(Figure content listings)
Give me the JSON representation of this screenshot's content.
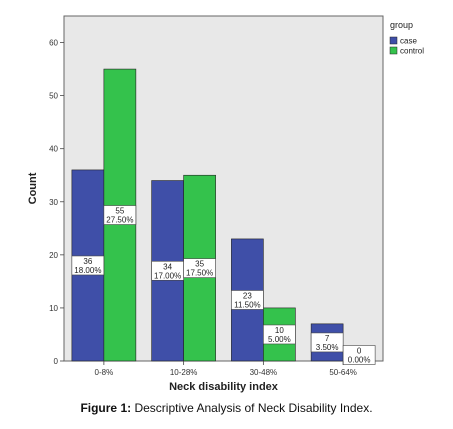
{
  "chart_data": {
    "type": "bar",
    "categories": [
      "0-8%",
      "10-28%",
      "30-48%",
      "50-64%"
    ],
    "series": [
      {
        "name": "case",
        "color": "#3F4FA8",
        "values": [
          36,
          34,
          23,
          7
        ],
        "labels": [
          "36\n18.00%",
          "34\n17.00%",
          "23\n11.50%",
          "7\n3.50%"
        ]
      },
      {
        "name": "control",
        "color": "#34C24C",
        "values": [
          55,
          35,
          10,
          0
        ],
        "labels": [
          "55\n27.50%",
          "35\n17.50%",
          "10\n5.00%",
          "0\n0.00%"
        ]
      }
    ],
    "xlabel": "Neck disability index",
    "ylabel": "Count",
    "ylim": [
      0,
      65
    ],
    "yticks": [
      0,
      10,
      20,
      30,
      40,
      50,
      60
    ],
    "legend_title": "group",
    "legend_position": "right-top",
    "plot_background": "#E8E8E8",
    "grid": false
  },
  "caption": {
    "prefix": "Figure 1:",
    "text": " Descriptive Analysis of Neck Disability Index."
  }
}
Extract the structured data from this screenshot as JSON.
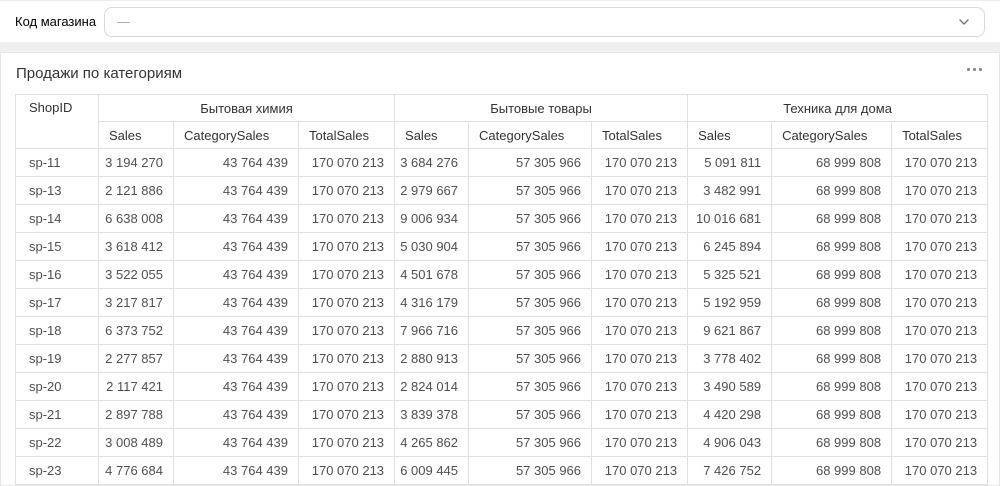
{
  "filter": {
    "label": "Код магазина",
    "value": "—"
  },
  "widget": {
    "title": "Продажи по категориям",
    "menu_icon": "ellipsis-icon"
  },
  "icons": {
    "select_chevron": "chevron-down-icon"
  },
  "colors": {
    "page_bg": "#f0f0f0",
    "card_border": "#e6e6e6",
    "table_border": "#e0e0e0",
    "select_border": "#d9d9d9",
    "header_text": "#333333",
    "data_text": "#4f4f4f",
    "placeholder_text": "#a8a8a8"
  },
  "table": {
    "id_header": "ShopID",
    "groups": [
      {
        "label": "Бытовая химия",
        "columns": [
          "Sales",
          "CategorySales",
          "TotalSales"
        ]
      },
      {
        "label": "Бытовые товары",
        "columns": [
          "Sales",
          "CategorySales",
          "TotalSales"
        ]
      },
      {
        "label": "Техника для дома",
        "columns": [
          "Sales",
          "CategorySales",
          "TotalSales"
        ]
      }
    ],
    "rows": [
      {
        "shop_id": "sp-11",
        "values": [
          "3 194 270",
          "43 764 439",
          "170 070 213",
          "3 684 276",
          "57 305 966",
          "170 070 213",
          "5 091 811",
          "68 999 808",
          "170 070 213"
        ]
      },
      {
        "shop_id": "sp-13",
        "values": [
          "2 121 886",
          "43 764 439",
          "170 070 213",
          "2 979 667",
          "57 305 966",
          "170 070 213",
          "3 482 991",
          "68 999 808",
          "170 070 213"
        ]
      },
      {
        "shop_id": "sp-14",
        "values": [
          "6 638 008",
          "43 764 439",
          "170 070 213",
          "9 006 934",
          "57 305 966",
          "170 070 213",
          "10 016 681",
          "68 999 808",
          "170 070 213"
        ]
      },
      {
        "shop_id": "sp-15",
        "values": [
          "3 618 412",
          "43 764 439",
          "170 070 213",
          "5 030 904",
          "57 305 966",
          "170 070 213",
          "6 245 894",
          "68 999 808",
          "170 070 213"
        ]
      },
      {
        "shop_id": "sp-16",
        "values": [
          "3 522 055",
          "43 764 439",
          "170 070 213",
          "4 501 678",
          "57 305 966",
          "170 070 213",
          "5 325 521",
          "68 999 808",
          "170 070 213"
        ]
      },
      {
        "shop_id": "sp-17",
        "values": [
          "3 217 817",
          "43 764 439",
          "170 070 213",
          "4 316 179",
          "57 305 966",
          "170 070 213",
          "5 192 959",
          "68 999 808",
          "170 070 213"
        ]
      },
      {
        "shop_id": "sp-18",
        "values": [
          "6 373 752",
          "43 764 439",
          "170 070 213",
          "7 966 716",
          "57 305 966",
          "170 070 213",
          "9 621 867",
          "68 999 808",
          "170 070 213"
        ]
      },
      {
        "shop_id": "sp-19",
        "values": [
          "2 277 857",
          "43 764 439",
          "170 070 213",
          "2 880 913",
          "57 305 966",
          "170 070 213",
          "3 778 402",
          "68 999 808",
          "170 070 213"
        ]
      },
      {
        "shop_id": "sp-20",
        "values": [
          "2 117 421",
          "43 764 439",
          "170 070 213",
          "2 824 014",
          "57 305 966",
          "170 070 213",
          "3 490 589",
          "68 999 808",
          "170 070 213"
        ]
      },
      {
        "shop_id": "sp-21",
        "values": [
          "2 897 788",
          "43 764 439",
          "170 070 213",
          "3 839 378",
          "57 305 966",
          "170 070 213",
          "4 420 298",
          "68 999 808",
          "170 070 213"
        ]
      },
      {
        "shop_id": "sp-22",
        "values": [
          "3 008 489",
          "43 764 439",
          "170 070 213",
          "4 265 862",
          "57 305 966",
          "170 070 213",
          "4 906 043",
          "68 999 808",
          "170 070 213"
        ]
      },
      {
        "shop_id": "sp-23",
        "values": [
          "4 776 684",
          "43 764 439",
          "170 070 213",
          "6 009 445",
          "57 305 966",
          "170 070 213",
          "7 426 752",
          "68 999 808",
          "170 070 213"
        ]
      }
    ]
  }
}
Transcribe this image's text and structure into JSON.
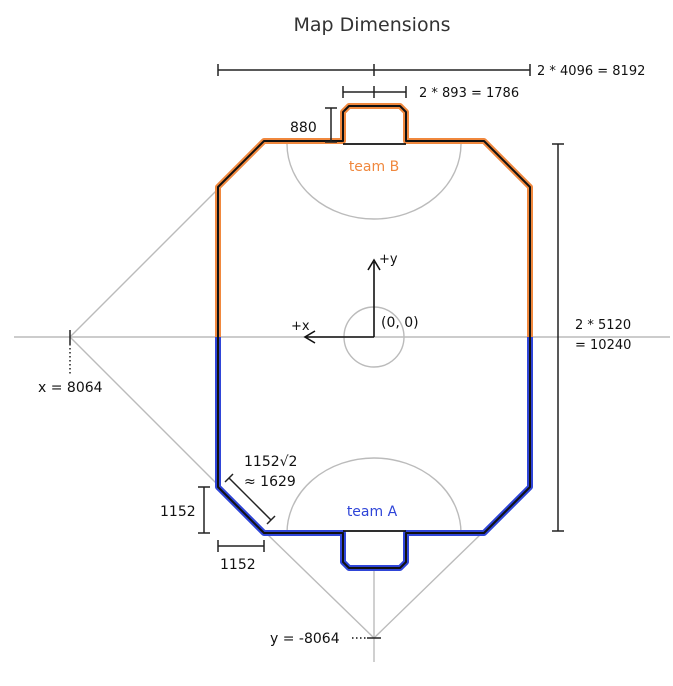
{
  "title": "Map Dimensions",
  "labels": {
    "width_total": "2 * 4096 = 8192",
    "goal_width": "2 * 893 = 1786",
    "goal_depth": "880",
    "height_line1": "2 * 5120",
    "height_line2": "= 10240",
    "team_b": "team B",
    "team_a": "team A",
    "plus_y": "+y",
    "plus_x": "+x",
    "origin": "(0, 0)",
    "x_point": "x = 8064",
    "y_point": "y = -8064",
    "diag_line1": "1152√2",
    "diag_line2": "≈ 1629",
    "corner_v": "1152",
    "corner_h": "1152"
  },
  "colors": {
    "team_b": "#f0883e",
    "team_a": "#2f45d8",
    "wall": "#111111",
    "guide": "#bbbbbb"
  }
}
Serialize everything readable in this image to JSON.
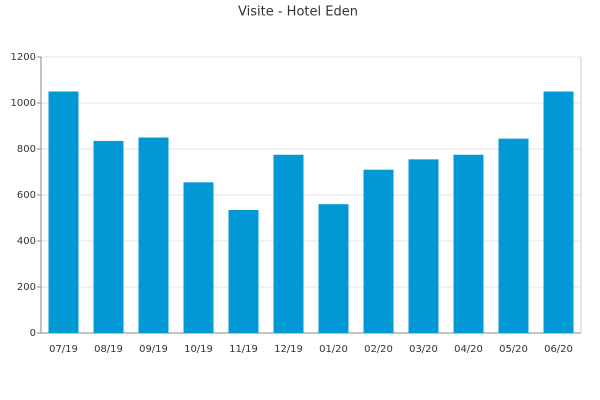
{
  "chart_data": {
    "type": "bar",
    "title": "Visite - Hotel Eden",
    "categories": [
      "07/19",
      "08/19",
      "09/19",
      "10/19",
      "11/19",
      "12/19",
      "01/20",
      "02/20",
      "03/20",
      "04/20",
      "05/20",
      "06/20"
    ],
    "values": [
      1050,
      835,
      850,
      655,
      535,
      775,
      560,
      710,
      755,
      775,
      845,
      1050
    ],
    "color": "#0099d6",
    "ylim": [
      0,
      1200
    ],
    "yticks": [
      0,
      200,
      400,
      600,
      800,
      1000,
      1200
    ],
    "grid": true
  }
}
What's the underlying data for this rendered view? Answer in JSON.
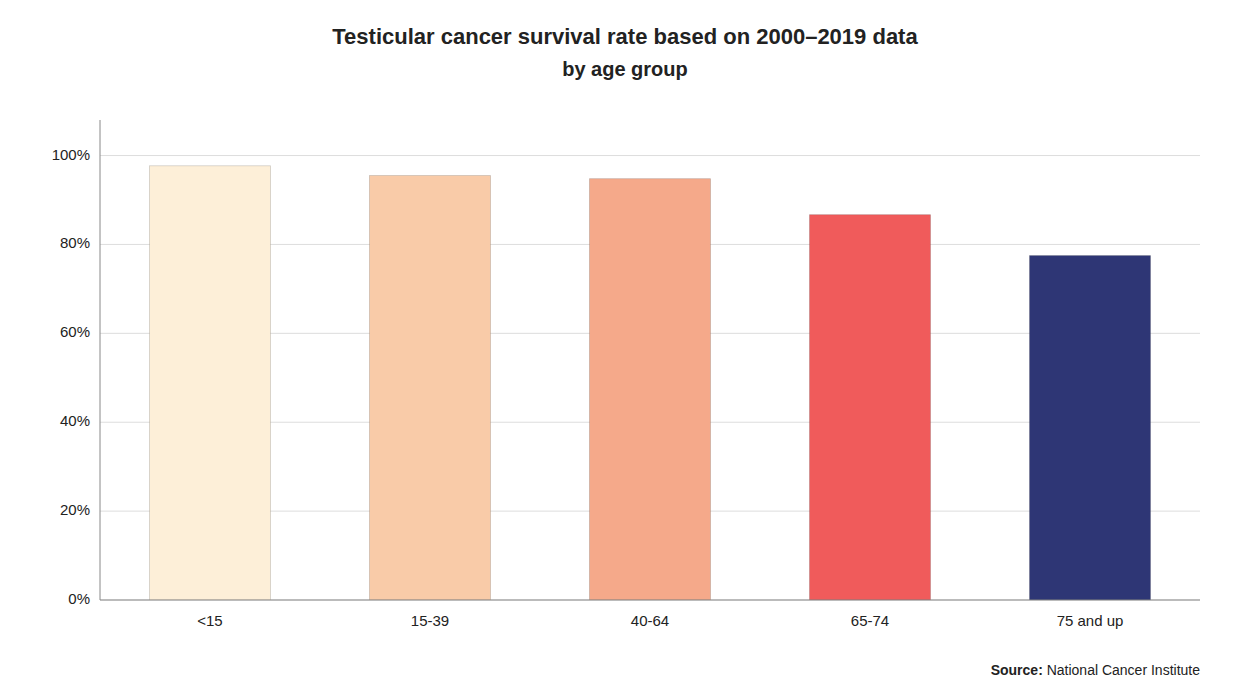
{
  "chart_data": {
    "type": "bar",
    "title": "Testicular cancer survival rate based on 2000–2019 data",
    "subtitle": "by age group",
    "categories": [
      "<15",
      "15-39",
      "40-64",
      "65-74",
      "75 and up"
    ],
    "values": [
      0.977,
      0.955,
      0.948,
      0.867,
      0.775
    ],
    "colors": [
      "#fdefd8",
      "#f9cba8",
      "#f5a98a",
      "#f05b5b",
      "#2e3675"
    ],
    "ylim": [
      0,
      1.08
    ],
    "yticks": [
      {
        "value": 0.0,
        "label": "0%"
      },
      {
        "value": 0.2,
        "label": "20%"
      },
      {
        "value": 0.4,
        "label": "40%"
      },
      {
        "value": 0.6,
        "label": "60%"
      },
      {
        "value": 0.8,
        "label": "80%"
      },
      {
        "value": 1.0,
        "label": "100%"
      }
    ],
    "grid": true,
    "annotations": [
      "Source:",
      "National Cancer Institute"
    ]
  }
}
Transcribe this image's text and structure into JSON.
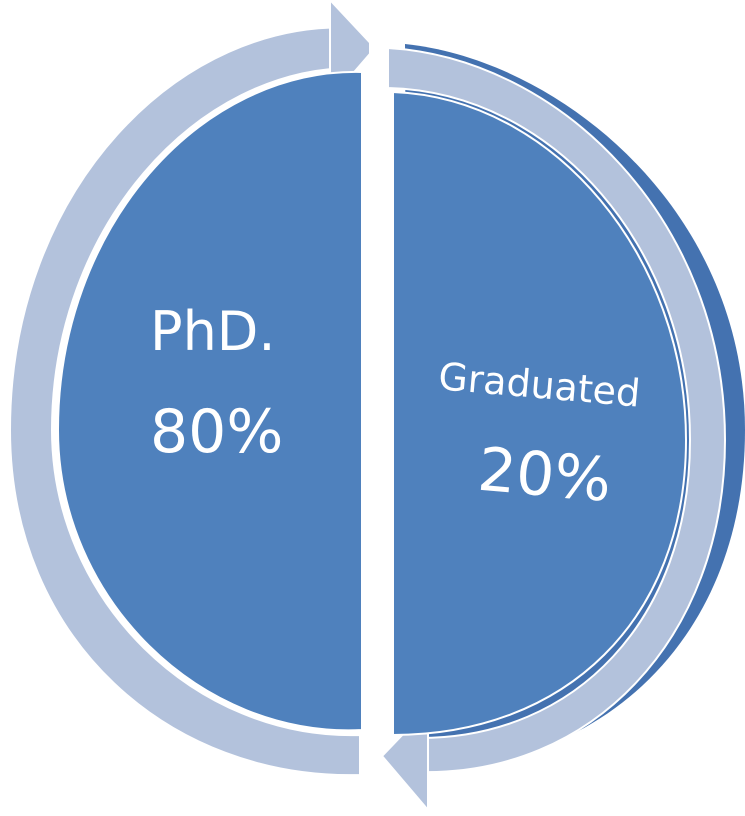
{
  "diagram": {
    "type": "split-cycle",
    "colors": {
      "segment_fill": "#4f81bd",
      "segment_shadow": "#4472b0",
      "arrow_fill": "#b3c2dc",
      "arrow_edge": "#ffffff",
      "text": "#ffffff"
    },
    "segments": [
      {
        "label": "PhD.",
        "value": "80%",
        "value_number": 80
      },
      {
        "label": "Graduated",
        "value": "20%",
        "value_number": 20
      }
    ]
  }
}
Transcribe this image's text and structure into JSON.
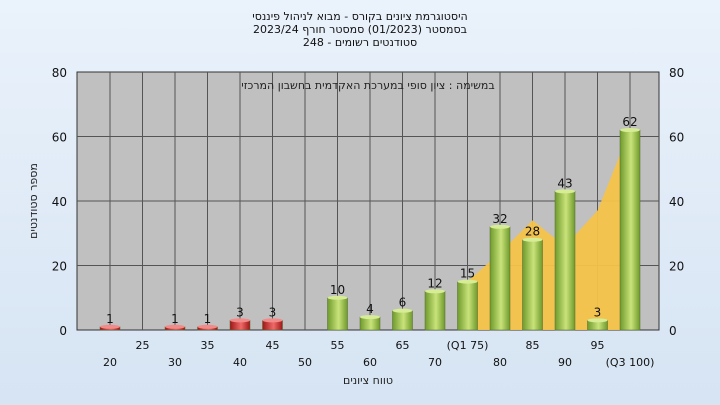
{
  "header": {
    "title_line1": "היסטוגרמת ציונים בקורס - מבוא לניהול פיננסי",
    "title_line2": "בסמסטר (01/2023) סמסטר חורף 2023/24",
    "title_line3": "סטודנטים רשומים - 248"
  },
  "chart_data": {
    "type": "bar",
    "annotation": "במשימה : ציון סופי במערכת האקדמית בחשבון המרכזי",
    "xlabel": "טווח ציונים",
    "ylabel": "מספר סטודנטים",
    "ylim": [
      0,
      80
    ],
    "yticks": [
      0,
      20,
      40,
      60,
      80
    ],
    "grid": true,
    "categories_top": [
      "25",
      "35",
      "45",
      "55",
      "65",
      "(Q1 75)",
      "85",
      "95"
    ],
    "categories_bottom": [
      "20",
      "30",
      "40",
      "50",
      "60",
      "70",
      "80",
      "90",
      "(Q3 100)"
    ],
    "bars": [
      {
        "bin": 20,
        "value": 1,
        "label": "1",
        "color": "#d42a2a"
      },
      {
        "bin": 30,
        "value": 1,
        "label": "1",
        "color": "#d42a2a"
      },
      {
        "bin": 35,
        "value": 1,
        "label": "1",
        "color": "#d42a2a"
      },
      {
        "bin": 40,
        "value": 3,
        "label": "3",
        "color": "#d42a2a"
      },
      {
        "bin": 45,
        "value": 3,
        "label": "3",
        "color": "#d42a2a"
      },
      {
        "bin": 55,
        "value": 10,
        "label": "10",
        "color": "#8fbf3a"
      },
      {
        "bin": 60,
        "value": 4,
        "label": "4",
        "color": "#8fbf3a"
      },
      {
        "bin": 65,
        "value": 6,
        "label": "6",
        "color": "#8fbf3a"
      },
      {
        "bin": 70,
        "value": 12,
        "label": "12",
        "color": "#8fbf3a"
      },
      {
        "bin": 75,
        "value": 15,
        "label": "15",
        "color": "#8fbf3a"
      },
      {
        "bin": 80,
        "value": 32,
        "label": "32",
        "color": "#8fbf3a"
      },
      {
        "bin": 85,
        "value": 28,
        "label": "28",
        "color": "#8fbf3a"
      },
      {
        "bin": 90,
        "value": 43,
        "label": "43",
        "color": "#8fbf3a"
      },
      {
        "bin": 95,
        "value": 3,
        "label": "3",
        "color": "#8fbf3a"
      },
      {
        "bin": 100,
        "value": 62,
        "label": "62",
        "color": "#8fbf3a"
      }
    ],
    "area": {
      "color": "#f5c34a",
      "points": [
        [
          75,
          15
        ],
        [
          80,
          24
        ],
        [
          85,
          34
        ],
        [
          90,
          26
        ],
        [
          95,
          37
        ],
        [
          100,
          62
        ]
      ]
    }
  }
}
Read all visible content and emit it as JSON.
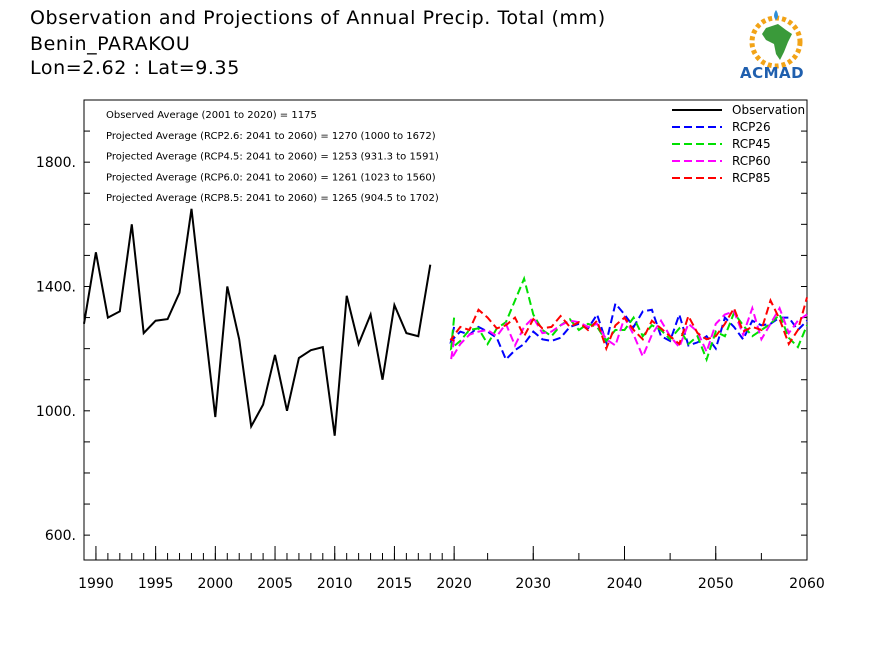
{
  "header": {
    "title": "Observation and Projections of Annual Precip. Total (mm)",
    "station": "Benin_PARAKOU",
    "coords": "Lon=2.62 : Lat=9.35"
  },
  "logo": {
    "text": "ACMAD",
    "colors": {
      "text": "#1f5fae",
      "africa": "#3a9a3a",
      "ring": "#f2a316",
      "drop": "#2f8fd8"
    }
  },
  "chart_data": {
    "type": "line",
    "xlim": [
      1989,
      2060
    ],
    "ylim": [
      520,
      2000
    ],
    "yticks": [
      600,
      1000,
      1400,
      1800
    ],
    "ytick_labels": [
      "600.",
      "1000.",
      "1400.",
      "1800."
    ],
    "xticks_left": [
      1990,
      1995,
      2000,
      2005,
      2010,
      2015,
      2020
    ],
    "xticks_right": [
      2030,
      2040,
      2050,
      2060
    ],
    "annotations": [
      "Observed Average (2001 to 2020) = 1175",
      "Projected Average (RCP2.6: 2041 to 2060) = 1270 (1000 to 1672)",
      "Projected Average (RCP4.5: 2041 to 2060) = 1253 (931.3 to 1591)",
      "Projected Average (RCP6.0: 2041 to 2060) = 1261 (1023 to 1560)",
      "Projected Average (RCP8.5: 2041 to 2060) = 1265 (904.5 to 1702)"
    ],
    "legend_position": "top-right",
    "series": [
      {
        "name": "Observation",
        "color": "#000000",
        "dash": false,
        "x": [
          1989,
          1990,
          1991,
          1992,
          1993,
          1994,
          1995,
          1996,
          1997,
          1998,
          1999,
          2000,
          2001,
          2002,
          2003,
          2004,
          2005,
          2006,
          2007,
          2008,
          2009,
          2010,
          2011,
          2012,
          2013,
          2014,
          2015,
          2016,
          2017,
          2018,
          2019,
          2020
        ],
        "y": [
          1280,
          1510,
          1300,
          1320,
          1600,
          1250,
          1290,
          1295,
          1380,
          1650,
          1310,
          980,
          1400,
          1230,
          950,
          1020,
          1180,
          1000,
          1170,
          1195,
          1205,
          920,
          1370,
          1215,
          1310,
          1100,
          1340,
          1250,
          1240,
          1470,
          null,
          null
        ]
      },
      {
        "name": "RCP26",
        "color": "#0000ff",
        "dash": true,
        "x": [
          2020,
          2021,
          2022,
          2023,
          2024,
          2025,
          2026,
          2027,
          2028,
          2029,
          2030,
          2031,
          2032,
          2033,
          2034,
          2035,
          2036,
          2037,
          2038,
          2039,
          2040,
          2041,
          2042,
          2043,
          2044,
          2045,
          2046,
          2047,
          2048,
          2049,
          2050,
          2051,
          2052,
          2053,
          2054,
          2055,
          2056,
          2057,
          2058,
          2059,
          2060
        ],
        "y": [
          1270,
          1225,
          1255,
          1245,
          1270,
          1255,
          1235,
          1165,
          1195,
          1215,
          1255,
          1230,
          1225,
          1235,
          1270,
          1280,
          1265,
          1310,
          1220,
          1345,
          1310,
          1270,
          1320,
          1325,
          1240,
          1225,
          1310,
          1210,
          1220,
          1240,
          1200,
          1300,
          1270,
          1230,
          1290,
          1275,
          1280,
          1300,
          1300,
          1260,
          1290
        ]
      },
      {
        "name": "RCP45",
        "color": "#00e000",
        "dash": true,
        "x": [
          2020,
          2021,
          2022,
          2023,
          2024,
          2025,
          2026,
          2027,
          2028,
          2029,
          2030,
          2031,
          2032,
          2033,
          2034,
          2035,
          2036,
          2037,
          2038,
          2039,
          2040,
          2041,
          2042,
          2043,
          2044,
          2045,
          2046,
          2047,
          2048,
          2049,
          2050,
          2051,
          2052,
          2053,
          2054,
          2055,
          2056,
          2057,
          2058,
          2059,
          2060
        ],
        "y": [
          1300,
          1200,
          1225,
          1260,
          1265,
          1215,
          1265,
          1285,
          1355,
          1425,
          1310,
          1260,
          1240,
          1275,
          1295,
          1260,
          1280,
          1270,
          1225,
          1260,
          1260,
          1300,
          1240,
          1275,
          1260,
          1230,
          1265,
          1215,
          1240,
          1165,
          1255,
          1240,
          1315,
          1275,
          1240,
          1260,
          1280,
          1310,
          1235,
          1205,
          1275
        ]
      },
      {
        "name": "RCP60",
        "color": "#ff00ff",
        "dash": true,
        "x": [
          2020,
          2021,
          2022,
          2023,
          2024,
          2025,
          2026,
          2027,
          2028,
          2029,
          2030,
          2031,
          2032,
          2033,
          2034,
          2035,
          2036,
          2037,
          2038,
          2039,
          2040,
          2041,
          2042,
          2043,
          2044,
          2045,
          2046,
          2047,
          2048,
          2049,
          2050,
          2051,
          2052,
          2053,
          2054,
          2055,
          2056,
          2057,
          2058,
          2059,
          2060
        ],
        "y": [
          1230,
          1165,
          1215,
          1245,
          1255,
          1260,
          1240,
          1280,
          1210,
          1270,
          1300,
          1250,
          1255,
          1275,
          1290,
          1285,
          1270,
          1280,
          1230,
          1210,
          1300,
          1245,
          1175,
          1245,
          1290,
          1240,
          1205,
          1280,
          1255,
          1190,
          1280,
          1310,
          1320,
          1245,
          1330,
          1230,
          1280,
          1330,
          1250,
          1290,
          1310
        ]
      },
      {
        "name": "RCP85",
        "color": "#ff0000",
        "dash": true,
        "x": [
          2020,
          2021,
          2022,
          2023,
          2024,
          2025,
          2026,
          2027,
          2028,
          2029,
          2030,
          2031,
          2032,
          2033,
          2034,
          2035,
          2036,
          2037,
          2038,
          2039,
          2040,
          2041,
          2042,
          2043,
          2044,
          2045,
          2046,
          2047,
          2048,
          2049,
          2050,
          2051,
          2052,
          2053,
          2054,
          2055,
          2056,
          2057,
          2058,
          2059,
          2060
        ],
        "y": [
          1225,
          1230,
          1270,
          1260,
          1325,
          1300,
          1265,
          1275,
          1300,
          1240,
          1295,
          1265,
          1270,
          1305,
          1270,
          1285,
          1260,
          1290,
          1200,
          1275,
          1300,
          1260,
          1230,
          1290,
          1265,
          1240,
          1215,
          1305,
          1250,
          1230,
          1240,
          1280,
          1330,
          1255,
          1270,
          1260,
          1355,
          1295,
          1215,
          1260,
          1365
        ]
      }
    ]
  }
}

## TASK REQUIREMENTS
Pull out every line of the entries that includes the word "Projected".

## EXERCISE RESPONSE
      "Projected Average (RCP2.6: 2041 to 2060) = 1270 (1000 to 1672)",
      "Projected Average (RCP4.5: 2041 to 2060) = 1253 (931.3 to 1591)",
      "Projected Average (RCP6.0: 2041 to 2060) = 1261 (1023 to 1560)",
      "Projected Average (RCP8.5: 2041 to 2060) = 1265 (904.5 to 1702)"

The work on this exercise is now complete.